* _PROBLEM DETAILS_: Copy out all lines carrying the word "name".

* _Records from a dataset_:

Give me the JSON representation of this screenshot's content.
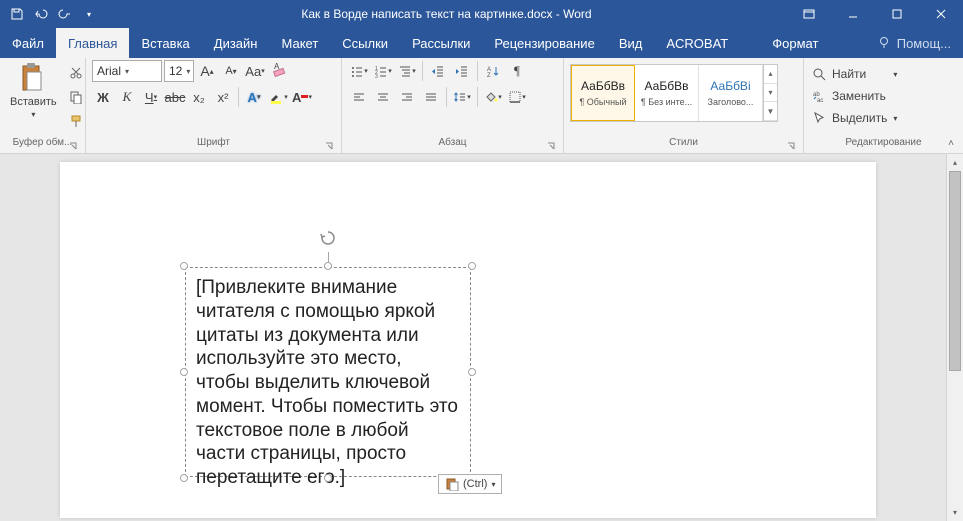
{
  "title": "Как в Ворде написать текст на картинке.docx - Word",
  "tabs": [
    "Файл",
    "Главная",
    "Вставка",
    "Дизайн",
    "Макет",
    "Ссылки",
    "Рассылки",
    "Рецензирование",
    "Вид",
    "ACROBAT"
  ],
  "active_tab_index": 1,
  "context_tab": "Формат",
  "tell_me": "Помощ...",
  "clipboard": {
    "paste": "Вставить",
    "label": "Буфер обм..."
  },
  "font": {
    "name": "Arial",
    "size": "12",
    "bold": "Ж",
    "italic": "К",
    "underline": "Ч",
    "strike": "abc",
    "sub": "x₂",
    "sup": "x²",
    "case": "Aa",
    "clear": "",
    "grow": "A",
    "shrink": "A",
    "effects": "A",
    "highlight": "",
    "color": "A",
    "label": "Шрифт"
  },
  "para": {
    "label": "Абзац"
  },
  "styles": {
    "label": "Стили",
    "items": [
      {
        "preview": "АаБбВв",
        "name": "¶ Обычный"
      },
      {
        "preview": "АаБбВв",
        "name": "¶ Без инте..."
      },
      {
        "preview": "АаБбВі",
        "name": "Заголово..."
      }
    ]
  },
  "editing": {
    "label": "Редактирование",
    "find": "Найти",
    "replace": "Заменить",
    "select": "Выделить"
  },
  "textbox_content": "[Привлеките внимание читателя с помощью яркой цитаты из документа или используйте это место, чтобы выделить ключевой момент. Чтобы поместить это текстовое поле в любой части страницы, просто перетащите его.]",
  "paste_options": "(Ctrl)"
}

* _EXERCISE RESULT_:
    "name": "Arial",
        "name": "¶ Обычный"
        "name": "¶ Без инте..."
        "name": "Заголово..."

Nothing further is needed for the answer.